__Your instructions__: Copy out all of the material exactly as presented.

━━━━━ Extracted records

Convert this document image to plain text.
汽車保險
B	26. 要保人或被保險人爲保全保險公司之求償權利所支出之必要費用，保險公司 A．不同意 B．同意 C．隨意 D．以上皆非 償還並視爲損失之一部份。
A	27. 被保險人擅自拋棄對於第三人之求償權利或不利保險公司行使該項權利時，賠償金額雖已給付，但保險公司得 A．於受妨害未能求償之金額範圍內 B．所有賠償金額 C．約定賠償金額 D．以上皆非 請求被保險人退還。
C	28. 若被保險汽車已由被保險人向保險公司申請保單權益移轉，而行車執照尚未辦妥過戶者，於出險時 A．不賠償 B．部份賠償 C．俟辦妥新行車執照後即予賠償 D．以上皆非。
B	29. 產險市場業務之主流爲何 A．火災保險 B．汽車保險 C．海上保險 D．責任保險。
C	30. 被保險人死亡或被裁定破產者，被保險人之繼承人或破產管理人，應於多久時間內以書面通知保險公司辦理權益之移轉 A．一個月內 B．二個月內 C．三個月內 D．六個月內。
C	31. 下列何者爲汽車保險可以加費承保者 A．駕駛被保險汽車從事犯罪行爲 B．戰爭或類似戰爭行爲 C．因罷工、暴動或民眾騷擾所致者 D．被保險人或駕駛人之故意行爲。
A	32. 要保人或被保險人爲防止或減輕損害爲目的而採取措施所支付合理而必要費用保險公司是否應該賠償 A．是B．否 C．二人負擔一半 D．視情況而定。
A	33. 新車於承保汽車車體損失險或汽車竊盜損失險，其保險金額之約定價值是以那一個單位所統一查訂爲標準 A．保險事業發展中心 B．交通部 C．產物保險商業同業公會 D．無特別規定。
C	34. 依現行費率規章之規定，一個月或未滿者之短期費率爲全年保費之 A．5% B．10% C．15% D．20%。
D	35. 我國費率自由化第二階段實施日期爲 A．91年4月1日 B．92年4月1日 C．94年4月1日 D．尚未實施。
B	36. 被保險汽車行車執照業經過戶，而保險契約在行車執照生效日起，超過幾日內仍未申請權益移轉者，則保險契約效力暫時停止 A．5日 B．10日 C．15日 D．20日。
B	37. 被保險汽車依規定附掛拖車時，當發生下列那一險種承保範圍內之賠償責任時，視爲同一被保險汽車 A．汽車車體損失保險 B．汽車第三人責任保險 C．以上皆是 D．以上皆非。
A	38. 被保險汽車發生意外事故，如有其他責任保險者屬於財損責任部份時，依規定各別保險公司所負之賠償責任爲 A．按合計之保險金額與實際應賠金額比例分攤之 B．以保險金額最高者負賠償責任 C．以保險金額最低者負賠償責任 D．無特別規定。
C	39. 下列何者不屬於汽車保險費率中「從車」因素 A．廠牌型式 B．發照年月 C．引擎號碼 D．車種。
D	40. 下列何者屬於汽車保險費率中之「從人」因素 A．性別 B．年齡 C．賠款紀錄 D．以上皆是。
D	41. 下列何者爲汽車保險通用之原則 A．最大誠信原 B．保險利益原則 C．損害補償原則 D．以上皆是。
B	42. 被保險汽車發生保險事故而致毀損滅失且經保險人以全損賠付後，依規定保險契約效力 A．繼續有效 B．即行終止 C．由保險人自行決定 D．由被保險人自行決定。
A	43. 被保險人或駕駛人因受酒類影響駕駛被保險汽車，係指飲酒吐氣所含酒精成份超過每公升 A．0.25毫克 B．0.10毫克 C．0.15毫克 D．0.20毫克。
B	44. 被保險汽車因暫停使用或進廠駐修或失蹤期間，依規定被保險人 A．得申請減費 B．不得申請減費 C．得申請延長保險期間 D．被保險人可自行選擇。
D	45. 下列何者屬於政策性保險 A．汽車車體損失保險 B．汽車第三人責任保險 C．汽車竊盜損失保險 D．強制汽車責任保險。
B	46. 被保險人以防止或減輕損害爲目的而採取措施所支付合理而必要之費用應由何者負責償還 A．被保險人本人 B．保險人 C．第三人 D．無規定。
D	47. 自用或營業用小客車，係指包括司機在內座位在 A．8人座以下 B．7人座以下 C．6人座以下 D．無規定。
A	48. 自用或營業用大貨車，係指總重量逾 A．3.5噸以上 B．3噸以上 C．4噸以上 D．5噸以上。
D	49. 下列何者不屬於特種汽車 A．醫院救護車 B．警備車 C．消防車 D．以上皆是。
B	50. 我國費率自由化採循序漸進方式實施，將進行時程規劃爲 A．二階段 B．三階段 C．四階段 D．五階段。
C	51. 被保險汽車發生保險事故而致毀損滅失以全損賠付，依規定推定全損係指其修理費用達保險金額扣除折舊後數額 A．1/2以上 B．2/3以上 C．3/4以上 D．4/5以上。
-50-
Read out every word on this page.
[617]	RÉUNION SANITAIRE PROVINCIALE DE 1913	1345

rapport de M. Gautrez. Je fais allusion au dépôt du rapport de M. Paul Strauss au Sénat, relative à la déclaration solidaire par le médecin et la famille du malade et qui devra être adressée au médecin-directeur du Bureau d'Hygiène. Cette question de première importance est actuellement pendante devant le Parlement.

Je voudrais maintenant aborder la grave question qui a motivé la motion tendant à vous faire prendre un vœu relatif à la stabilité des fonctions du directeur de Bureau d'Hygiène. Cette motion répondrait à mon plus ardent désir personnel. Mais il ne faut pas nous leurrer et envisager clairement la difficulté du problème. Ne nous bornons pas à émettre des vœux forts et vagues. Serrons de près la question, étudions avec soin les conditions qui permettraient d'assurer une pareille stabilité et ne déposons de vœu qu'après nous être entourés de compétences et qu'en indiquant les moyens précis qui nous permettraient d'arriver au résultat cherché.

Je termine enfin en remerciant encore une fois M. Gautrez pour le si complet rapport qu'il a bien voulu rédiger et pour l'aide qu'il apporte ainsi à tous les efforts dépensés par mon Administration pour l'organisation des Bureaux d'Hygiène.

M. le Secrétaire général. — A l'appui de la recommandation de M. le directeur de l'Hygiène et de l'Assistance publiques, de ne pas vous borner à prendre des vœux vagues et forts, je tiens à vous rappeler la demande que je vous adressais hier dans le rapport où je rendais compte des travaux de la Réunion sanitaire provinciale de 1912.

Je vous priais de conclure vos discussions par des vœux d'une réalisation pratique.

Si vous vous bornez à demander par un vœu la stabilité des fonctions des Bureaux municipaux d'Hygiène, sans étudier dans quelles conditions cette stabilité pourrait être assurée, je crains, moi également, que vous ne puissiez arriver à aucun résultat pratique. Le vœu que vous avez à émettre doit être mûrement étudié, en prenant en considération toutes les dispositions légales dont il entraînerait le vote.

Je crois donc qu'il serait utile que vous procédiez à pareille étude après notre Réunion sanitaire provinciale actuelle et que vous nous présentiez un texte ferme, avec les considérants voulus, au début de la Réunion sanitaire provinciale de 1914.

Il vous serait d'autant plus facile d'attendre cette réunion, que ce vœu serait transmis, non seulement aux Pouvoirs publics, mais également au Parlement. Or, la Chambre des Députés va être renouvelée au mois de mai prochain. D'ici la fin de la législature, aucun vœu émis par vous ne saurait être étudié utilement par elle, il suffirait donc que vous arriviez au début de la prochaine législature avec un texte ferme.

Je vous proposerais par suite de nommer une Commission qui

━━━━━━━━━━

__Task output__:
Convert this document image to plain text.
汽車保險
B	26. 要保人或被保險人爲保全保險公司之求償權利所支出之必要費用，保險公司 A．不同意 B．同意 C．隨意 D．以上皆非 償還並視爲損失之一部份。
A	27. 被保險人擅自拋棄對於第三人之求償權利或不利保險公司行使該項權利時，賠償金額雖已給付，但保險公司得 A．於受妨害未能求償之金額範圍內 B．所有賠償金額 C．約定賠償金額 D．以上皆非 請求被保險人退還。
C	28. 若被保險汽車已由被保險人向保險公司申請保單權益移轉，而行車執照尚未辦妥過戶者，於出險時 A．不賠償 B．部份賠償 C．俟辦妥新行車執照後即予賠償 D．以上皆非。
B	29. 產險市場業務之主流爲何 A．火災保險 B．汽車保險 C．海上保險 D．責任保險。
C	30. 被保險人死亡或被裁定破產者，被保險人之繼承人或破產管理人，應於多久時間內以書面通知保險公司辦理權益之移轉 A．一個月內 B．二個月內 C．三個月內 D．六個月內。
C	31. 下列何者爲汽車保險可以加費承保者 A．駕駛被保險汽車從事犯罪行爲 B．戰爭或類似戰爭行爲 C．因罷工、暴動或民眾騷擾所致者 D．被保險人或駕駛人之故意行爲。
A	32. 要保人或被保險人爲防止或減輕損害爲目的而採取措施所支付合理而必要費用保險公司是否應該賠償 A．是B．否 C．二人負擔一半 D．視情況而定。
A	33. 新車於承保汽車車體損失險或汽車竊盜損失險，其保險金額之約定價值是以那一個單位所統一查訂爲標準 A．保險事業發展中心 B．交通部 C．產物保險商業同業公會 D．無特別規定。
C	34. 依現行費率規章之規定，一個月或未滿者之短期費率爲全年保費之 A．5% B．10% C．15% D．20%。
D	35. 我國費率自由化第二階段實施日期爲 A．91年4月1日 B．92年4月1日 C．94年4月1日 D．尚未實施。
B	36. 被保險汽車行車執照業經過戶，而保險契約在行車執照生效日起，超過幾日內仍未申請權益移轉者，則保險契約效力暫時停止 A．5日 B．10日 C．15日 D．20日。
B	37. 被保險汽車依規定附掛拖車時，當發生下列那一險種承保範圍內之賠償責任時，視爲同一被保險汽車 A．汽車車體損失保險 B．汽車第三人責任保險 C．以上皆是 D．以上皆非。
A	38. 被保險汽車發生意外事故，如有其他責任保險者屬於財損責任部份時，依規定各別保險公司所負之賠償責任爲 A．按合計之保險金額與實際應賠金額比例分攤之 B．以保險金額最高者負賠償責任 C．以保險金額最低者負賠償責任 D．無特別規定。
C	39. 下列何者不屬於汽車保險費率中「從車」因素 A．廠牌型式 B．發照年月 C．引擎號碼 D．車種。
D	40. 下列何者屬於汽車保險費率中之「從人」因素 A．性別 B．年齡 C．賠款紀錄 D．以上皆是。
D	41. 下列何者爲汽車保險通用之原則 A．最大誠信原 B．保險利益原則 C．損害補償原則 D．以上皆是。
B	42. 被保險汽車發生保險事故而致毀損滅失且經保險人以全損賠付後，依規定保險契約效力 A．繼續有效 B．即行終止 C．由保險人自行決定 D．由被保險人自行決定。
A	43. 被保險人或駕駛人因受酒類影響駕駛被保險汽車，係指飲酒吐氣所含酒精成份超過每公升 A．0.25毫克 B．0.10毫克 C．0.15毫克 D．0.20毫克。
B	44. 被保險汽車因暫停使用或進廠駐修或失蹤期間，依規定被保險人 A．得申請減費 B．不得申請減費 C．得申請延長保險期間 D．被保險人可自行選擇。
D	45. 下列何者屬於政策性保險 A．汽車車體損失保險 B．汽車第三人責任保險 C．汽車竊盜損失保險 D．強制汽車責任保險。
B	46. 被保險人以防止或減輕損害爲目的而採取措施所支付合理而必要之費用應由何者負責償還 A．被保險人本人 B．保險人 C．第三人 D．無規定。
D	47. 自用或營業用小客車，係指包括司機在內座位在 A．8人座以下 B．7人座以下 C．6人座以下 D．無規定。
A	48. 自用或營業用大貨車，係指總重量逾 A．3.5噸以上 B．3噸以上 C．4噸以上 D．5噸以上。
D	49. 下列何者不屬於特種汽車 A．醫院救護車 B．警備車 C．消防車 D．以上皆是。
B	50. 我國費率自由化採循序漸進方式實施，將進行時程規劃爲 A．二階段 B．三階段 C．四階段 D．五階段。
C	51. 被保險汽車發生保險事故而致毀損滅失以全損賠付，依規定推定全損係指其修理費用達保險金額扣除折舊後數額 A．1/2以上 B．2/3以上 C．3/4以上 D．4/5以上。
-50-
Read out every word on this page.
[617]	RÉUNION SANITAIRE PROVINCIALE DE 1913	1345

rapport de M. Gautrez. Je fais allusion au dépôt du rapport de M. Paul Strauss au Sénat, relative à la déclaration solidaire par le médecin et la famille du malade et qui devra être adressée au médecin-directeur du Bureau d'Hygiène. Cette question de première importance est actuellement pendante devant le Parlement.

Je voudrais maintenant aborder la grave question qui a motivé la motion tendant à vous faire prendre un vœu relatif à la stabilité des fonctions du directeur de Bureau d'Hygiène. Cette motion répondrait à mon plus ardent désir personnel. Mais il ne faut pas nous leurrer et envisager clairement la difficulté du problème. Ne nous bornons pas à émettre des vœux forts et vagues. Serrons de près la question, étudions avec soin les conditions qui permettraient d'assurer une pareille stabilité et ne déposons de vœu qu'après nous être entourés de compétences et qu'en indiquant les moyens précis qui nous permettraient d'arriver au résultat cherché.

Je termine enfin en remerciant encore une fois M. Gautrez pour le si complet rapport qu'il a bien voulu rédiger et pour l'aide qu'il apporte ainsi à tous les efforts dépensés par mon Administration pour l'organisation des Bureaux d'Hygiène.

M. le Secrétaire général. — A l'appui de la recommandation de M. le directeur de l'Hygiène et de l'Assistance publiques, de ne pas vous borner à prendre des vœux vagues et forts, je tiens à vous rappeler la demande que je vous adressais hier dans le rapport où je rendais compte des travaux de la Réunion sanitaire provinciale de 1912.

Je vous priais de conclure vos discussions par des vœux d'une réalisation pratique.

Si vous vous bornez à demander par un vœu la stabilité des fonctions des Bureaux municipaux d'Hygiène, sans étudier dans quelles conditions cette stabilité pourrait être assurée, je crains, moi également, que vous ne puissiez arriver à aucun résultat pratique. Le vœu que vous avez à émettre doit être mûrement étudié, en prenant en considération toutes les dispositions légales dont il entraînerait le vote.

Je crois donc qu'il serait utile que vous procédiez à pareille étude après notre Réunion sanitaire provinciale actuelle et que vous nous présentiez un texte ferme, avec les considérants voulus, au début de la Réunion sanitaire provinciale de 1914.

Il vous serait d'autant plus facile d'attendre cette réunion, que ce vœu serait transmis, non seulement aux Pouvoirs publics, mais également au Parlement. Or, la Chambre des Députés va être renouvelée au mois de mai prochain. D'ici la fin de la législature, aucun vœu émis par vous ne saurait être étudié utilement par elle, il suffirait donc que vous arriviez au début de la prochaine législature avec un texte ferme.

Je vous proposerais par suite de nommer une Commission qui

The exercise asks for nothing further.